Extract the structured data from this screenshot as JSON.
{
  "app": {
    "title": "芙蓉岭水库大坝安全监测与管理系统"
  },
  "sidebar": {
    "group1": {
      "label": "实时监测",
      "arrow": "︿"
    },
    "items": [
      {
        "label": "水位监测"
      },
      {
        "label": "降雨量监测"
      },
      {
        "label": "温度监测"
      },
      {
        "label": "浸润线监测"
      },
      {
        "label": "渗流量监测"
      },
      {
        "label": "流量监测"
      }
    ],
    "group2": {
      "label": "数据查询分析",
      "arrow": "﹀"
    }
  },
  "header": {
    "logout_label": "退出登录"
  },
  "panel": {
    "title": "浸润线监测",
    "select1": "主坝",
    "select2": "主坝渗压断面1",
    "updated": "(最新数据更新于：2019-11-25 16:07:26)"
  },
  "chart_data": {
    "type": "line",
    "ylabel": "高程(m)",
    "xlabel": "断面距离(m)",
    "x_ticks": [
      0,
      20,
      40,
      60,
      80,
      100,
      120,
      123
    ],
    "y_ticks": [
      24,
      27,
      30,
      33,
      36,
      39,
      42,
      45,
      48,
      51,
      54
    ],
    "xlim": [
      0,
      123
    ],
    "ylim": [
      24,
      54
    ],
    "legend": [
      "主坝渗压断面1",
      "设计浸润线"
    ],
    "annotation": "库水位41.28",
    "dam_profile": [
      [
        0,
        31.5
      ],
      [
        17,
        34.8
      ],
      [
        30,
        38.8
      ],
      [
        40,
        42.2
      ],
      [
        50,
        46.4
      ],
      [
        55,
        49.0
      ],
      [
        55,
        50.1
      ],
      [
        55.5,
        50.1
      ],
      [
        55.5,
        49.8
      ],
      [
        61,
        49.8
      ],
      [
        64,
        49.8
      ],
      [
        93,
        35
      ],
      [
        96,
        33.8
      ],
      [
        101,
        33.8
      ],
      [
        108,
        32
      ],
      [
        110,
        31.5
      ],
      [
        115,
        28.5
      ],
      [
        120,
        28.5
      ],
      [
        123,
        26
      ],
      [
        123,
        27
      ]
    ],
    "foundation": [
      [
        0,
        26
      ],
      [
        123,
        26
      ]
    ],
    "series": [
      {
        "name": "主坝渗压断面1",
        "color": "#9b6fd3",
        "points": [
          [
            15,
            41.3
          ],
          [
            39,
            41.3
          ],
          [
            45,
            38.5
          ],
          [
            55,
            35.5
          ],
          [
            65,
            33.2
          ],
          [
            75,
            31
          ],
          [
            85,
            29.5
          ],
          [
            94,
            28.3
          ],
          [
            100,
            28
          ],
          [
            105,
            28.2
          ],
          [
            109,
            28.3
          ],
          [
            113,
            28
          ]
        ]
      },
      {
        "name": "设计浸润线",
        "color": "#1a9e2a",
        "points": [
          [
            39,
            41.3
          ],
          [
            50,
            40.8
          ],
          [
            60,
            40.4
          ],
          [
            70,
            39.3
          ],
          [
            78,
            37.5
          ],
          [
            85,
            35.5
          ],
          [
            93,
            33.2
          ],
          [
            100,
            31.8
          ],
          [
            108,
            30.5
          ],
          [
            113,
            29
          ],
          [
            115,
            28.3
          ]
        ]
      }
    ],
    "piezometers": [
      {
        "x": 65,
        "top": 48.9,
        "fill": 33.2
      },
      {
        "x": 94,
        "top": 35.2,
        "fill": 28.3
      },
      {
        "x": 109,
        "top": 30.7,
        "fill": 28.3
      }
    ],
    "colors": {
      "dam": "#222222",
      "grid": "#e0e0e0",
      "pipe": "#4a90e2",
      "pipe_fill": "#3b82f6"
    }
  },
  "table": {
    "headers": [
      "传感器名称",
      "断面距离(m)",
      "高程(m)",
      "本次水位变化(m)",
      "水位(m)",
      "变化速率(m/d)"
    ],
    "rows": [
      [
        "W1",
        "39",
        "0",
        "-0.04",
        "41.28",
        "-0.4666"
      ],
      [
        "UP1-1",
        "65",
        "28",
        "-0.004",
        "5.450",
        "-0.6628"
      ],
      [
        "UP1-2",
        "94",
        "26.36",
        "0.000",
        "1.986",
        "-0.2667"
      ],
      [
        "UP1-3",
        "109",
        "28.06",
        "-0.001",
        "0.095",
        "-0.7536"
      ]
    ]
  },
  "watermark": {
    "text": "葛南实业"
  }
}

* * *

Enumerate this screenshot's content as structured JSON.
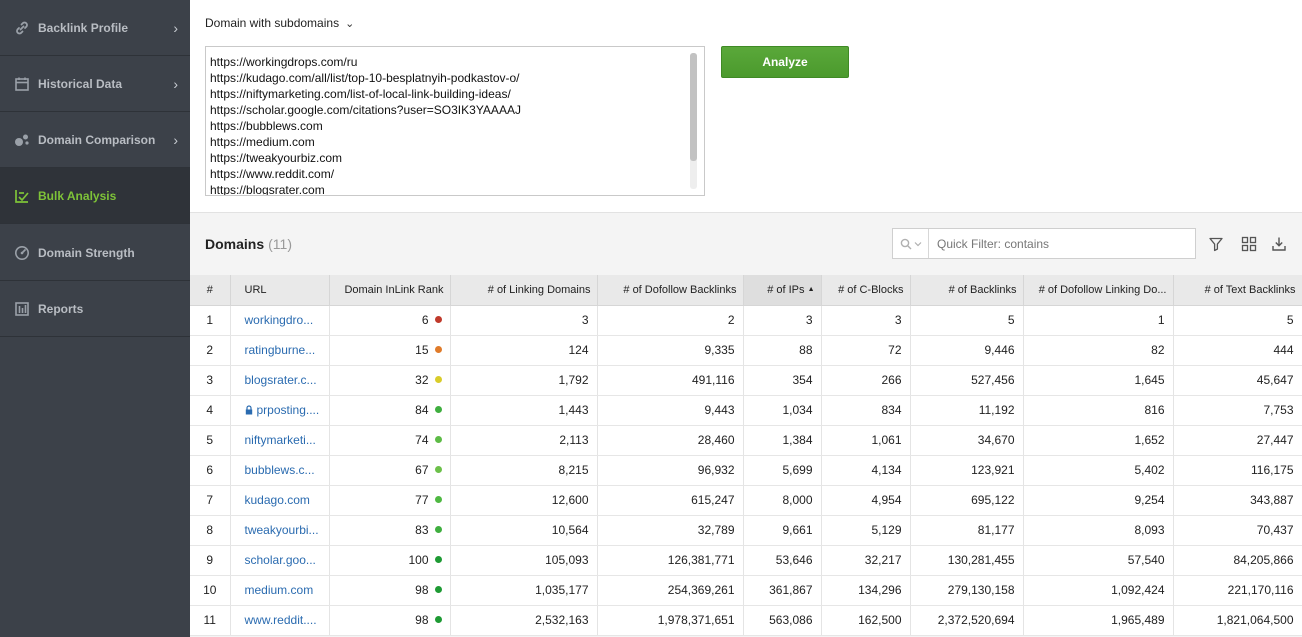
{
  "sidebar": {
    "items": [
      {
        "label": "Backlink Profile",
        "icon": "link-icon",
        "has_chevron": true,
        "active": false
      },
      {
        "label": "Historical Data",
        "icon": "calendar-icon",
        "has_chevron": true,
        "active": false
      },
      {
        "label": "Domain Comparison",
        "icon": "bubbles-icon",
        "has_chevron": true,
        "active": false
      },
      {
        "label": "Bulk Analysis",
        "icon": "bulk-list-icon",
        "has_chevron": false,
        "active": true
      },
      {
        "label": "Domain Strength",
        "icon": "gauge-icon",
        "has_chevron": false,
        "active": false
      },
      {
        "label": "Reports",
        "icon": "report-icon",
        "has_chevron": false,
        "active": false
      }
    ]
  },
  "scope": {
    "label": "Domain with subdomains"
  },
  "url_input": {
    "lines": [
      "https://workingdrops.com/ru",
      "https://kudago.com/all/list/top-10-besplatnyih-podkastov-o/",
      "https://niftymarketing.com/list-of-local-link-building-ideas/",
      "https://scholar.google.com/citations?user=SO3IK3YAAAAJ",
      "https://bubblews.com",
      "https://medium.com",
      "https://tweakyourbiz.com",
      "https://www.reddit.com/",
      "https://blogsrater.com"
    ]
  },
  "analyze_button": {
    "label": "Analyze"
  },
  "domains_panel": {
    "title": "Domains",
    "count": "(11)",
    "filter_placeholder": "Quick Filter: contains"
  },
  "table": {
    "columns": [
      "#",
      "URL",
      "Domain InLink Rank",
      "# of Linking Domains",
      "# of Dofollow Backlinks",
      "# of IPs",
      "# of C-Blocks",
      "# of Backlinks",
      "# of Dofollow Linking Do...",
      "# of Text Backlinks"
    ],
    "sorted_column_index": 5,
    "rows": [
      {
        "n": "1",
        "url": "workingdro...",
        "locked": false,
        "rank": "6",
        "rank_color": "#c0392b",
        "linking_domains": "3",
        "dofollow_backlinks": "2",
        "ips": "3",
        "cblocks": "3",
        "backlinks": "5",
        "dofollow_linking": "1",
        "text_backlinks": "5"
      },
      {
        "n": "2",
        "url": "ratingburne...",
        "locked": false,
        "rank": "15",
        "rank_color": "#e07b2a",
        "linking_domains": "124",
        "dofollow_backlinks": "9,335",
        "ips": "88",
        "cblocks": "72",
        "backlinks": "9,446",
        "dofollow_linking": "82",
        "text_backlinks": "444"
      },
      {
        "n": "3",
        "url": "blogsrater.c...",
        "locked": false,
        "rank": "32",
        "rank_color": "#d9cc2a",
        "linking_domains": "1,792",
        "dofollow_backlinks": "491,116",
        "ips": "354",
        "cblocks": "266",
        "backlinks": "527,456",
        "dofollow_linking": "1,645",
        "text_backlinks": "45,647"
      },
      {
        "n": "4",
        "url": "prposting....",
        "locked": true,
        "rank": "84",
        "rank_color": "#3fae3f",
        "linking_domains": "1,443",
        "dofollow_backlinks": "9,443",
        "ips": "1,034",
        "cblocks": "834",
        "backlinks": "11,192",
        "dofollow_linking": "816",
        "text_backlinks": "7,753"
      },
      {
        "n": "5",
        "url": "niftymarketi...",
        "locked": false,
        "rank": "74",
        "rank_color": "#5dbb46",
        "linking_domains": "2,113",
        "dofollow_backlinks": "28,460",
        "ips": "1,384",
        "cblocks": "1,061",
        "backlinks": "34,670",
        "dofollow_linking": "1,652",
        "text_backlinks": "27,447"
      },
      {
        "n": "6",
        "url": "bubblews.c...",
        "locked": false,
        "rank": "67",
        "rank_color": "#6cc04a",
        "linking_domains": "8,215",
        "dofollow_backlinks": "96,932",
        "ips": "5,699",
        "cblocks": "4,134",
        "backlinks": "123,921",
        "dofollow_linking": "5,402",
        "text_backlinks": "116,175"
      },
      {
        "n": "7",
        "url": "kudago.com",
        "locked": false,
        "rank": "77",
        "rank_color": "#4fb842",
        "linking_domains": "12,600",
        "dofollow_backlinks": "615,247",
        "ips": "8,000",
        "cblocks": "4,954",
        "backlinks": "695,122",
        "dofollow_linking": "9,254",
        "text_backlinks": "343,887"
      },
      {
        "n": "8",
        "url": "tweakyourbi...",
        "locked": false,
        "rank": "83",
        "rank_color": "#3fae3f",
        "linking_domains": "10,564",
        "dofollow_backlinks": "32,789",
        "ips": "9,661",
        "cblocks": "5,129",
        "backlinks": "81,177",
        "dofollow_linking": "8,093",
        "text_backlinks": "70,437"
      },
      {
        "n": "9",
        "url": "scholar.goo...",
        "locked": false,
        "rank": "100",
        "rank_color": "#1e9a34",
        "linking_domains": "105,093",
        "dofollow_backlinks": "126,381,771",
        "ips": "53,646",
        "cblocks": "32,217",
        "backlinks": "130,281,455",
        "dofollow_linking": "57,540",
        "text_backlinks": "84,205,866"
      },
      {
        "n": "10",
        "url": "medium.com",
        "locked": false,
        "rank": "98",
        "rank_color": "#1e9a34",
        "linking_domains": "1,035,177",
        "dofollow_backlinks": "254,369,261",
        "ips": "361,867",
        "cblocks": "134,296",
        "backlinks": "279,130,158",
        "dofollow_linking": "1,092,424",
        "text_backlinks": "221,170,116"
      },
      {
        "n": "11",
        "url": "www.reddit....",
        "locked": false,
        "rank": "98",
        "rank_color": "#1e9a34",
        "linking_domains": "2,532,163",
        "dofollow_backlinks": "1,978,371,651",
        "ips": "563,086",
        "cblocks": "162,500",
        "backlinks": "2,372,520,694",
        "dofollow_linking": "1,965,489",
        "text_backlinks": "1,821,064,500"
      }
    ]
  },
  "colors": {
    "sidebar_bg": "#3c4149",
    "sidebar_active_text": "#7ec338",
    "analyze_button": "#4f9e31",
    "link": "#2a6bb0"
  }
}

What the exercise asks:
Copy every line of the records above that contains "list".

Response:
        "icon": "bulk-list-icon",
      "https://kudago.com/all/list/top-10-besplatnyih-podkastov-o/",
      "https://niftymarketing.com/list-of-local-link-building-ideas/",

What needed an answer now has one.